#### [Consigne]
Condensez sous forme de liste le paragraphe de l'extrait fourni qui commence par « En outre des problèmes nouveaux », sans perdre ses faits principaux.

En outre des problèmes nouveaux se posaient devant le parti. Un parti d'un demi-million de membres et exerçant son influence sur un million et demi d'ouvriers organisés, ne peut plus se borner à la propagande et à l'agitation. Il doit prendre part aux grandes luttes qui deviennent fatales dès que ce parti veut remplir son devoir et répondre aux coups de la bourgeoisie par des contre-attaques du prolétariat. Or il se manifesta, dès l'équipée du Kornilov allemand et même parmi les anciens leaders spartakistes, une certaine tendance vers la droite. Échaudés dans les combats inconsidérés de 1919, ils voyaient dans toute action révolutionnaire d'une minorité, entraînât-elle plusieurs centaines de milliers d'hommes, une effusion de sang sans résultat. Le passage de la propagande à l'action devait nécessairement susciter dans le parti des conflits et des dissensions. C'est seulement après leur solution que pouvait se constituer un véritable Parti Communiste bâti pour la lutte. L'histoire des six premiers mois d'existence du Parti Communiste unifié d'Allemagne est l'histoire de ce processus, inévitable.
Le conflit s'engagea lorsque les deux présidents du Parti, l'ancien spartakiste Paul Levi et l'ancien indépendant de gauche Daumig, se prononcèrent contre l'admission dans l'Internationale du Parti Communiste ouvrier d'Allemagne, à titre de membre sympathisant. Ce Parti est composé de communistes « de gauche » qui se sont séparés des spartakistes parce qu'ils n'admettaient pas la propagande à l'intérieur des anciens syndicats ni l'utilisation du parlementarisme dans un but d'agitation et d'organisation révolutionnaires. Comme on le sait, le second Congrès de l'Internationale approuvait entièrement le point de vue des spartakistes d'après lequel les communistes n'ont pas le droit de s'isoler des organisations groupant les masses ouvrières et doivent utiliser pour la propagande communiste tous les moyens mis à leur disposition par l'Etat bourgeois. Néanmoins tout en approuvant ce point de vue du Spartakus, le Comité Exécutif ne pouvait ignorer que le Parti Communiste Ouvrier reflétait la mentalité insurrectionnelle des masses ouvrières sans travail et les plus déshéritées. C'est pourquoi il accepta provisoirement ce Parti a titre de sympathisant afin de conserver ses relations avec lui et par là d'exercer sur lui son influence morale et de faciliter au parti unifié sa fusion avec ce groupe de gauche et les éléments révolutionnaires qui le suivent. Les plaintes hystériques de Paul Levi contre cette décision expriment seulement son incapacité à trouver le chemin du cœur et de l'esprit de ce prolétariat dans lequel la désagrégation du capitalisme suscite une mentalité de révolte désespérée. Cette incapacité est déjà par elle-même une tendance de droite, car celui qui veut véritablement la révolution doit comprendre qu'aucune campagne révolutionnaire n'est possible si on écarte de soi les éléments prolétariens les plus mécontents du capitalisme. Cette tendance de droite ainsi manifestée par Levi reflétait ce simple fait qu'une partie des organisateurs et des chefs redoute les actes désordonnés, mais en tout cas révolutionnaires des éléments prolétariens sans travail et autres semblables.

#### [Extrait de données]

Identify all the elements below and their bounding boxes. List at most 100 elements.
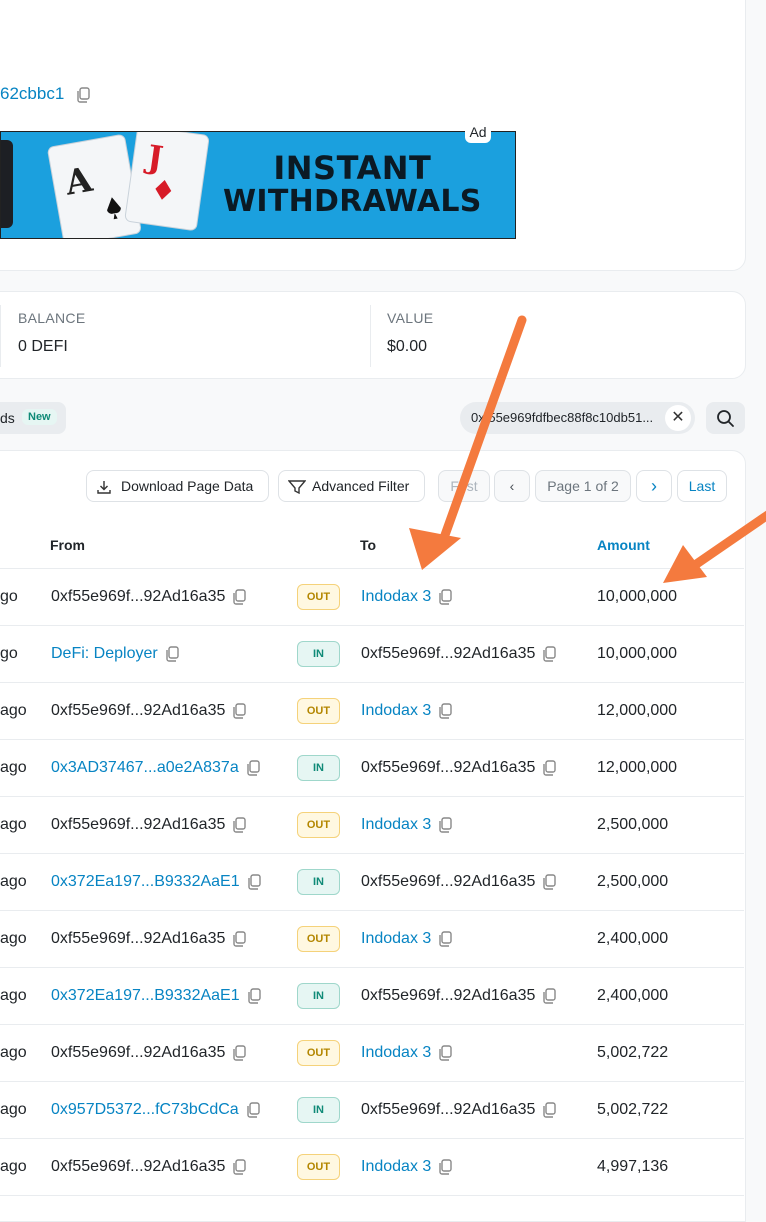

#### [Résultat de l'exercice]
- De nouveaux problèmes se posaient au parti.
- Avec un demi-million de membres et une influence sur un million et demi d'ouvriers organisés, il ne pouvait plus se borner à la propagande et à l'agitation. Il devait prendre part aux grandes luttes et répondre aux coups de la bourgeoisie par des contre-attaques du prolétariat.
- Dès l'équipée du Kornilov allemand, une tendance vers la droite apparut, y compris chez d'anciens leaders spartakistes.
- Échaudés par les combats inconsidérés de 1919, ceux-ci voyaient dans toute action révolutionnaire d'une minorité une effusion de sang sans résultat.
- Le passage de la propagande à l'action devait susciter conflits et dissensions. Un véritable Parti Communiste bâti pour la lutte ne pouvait se constituer qu'après leur solution.
- Les six premiers mois du Parti Communiste unifié d'Allemagne constituent l'histoire de ce processus inévitable.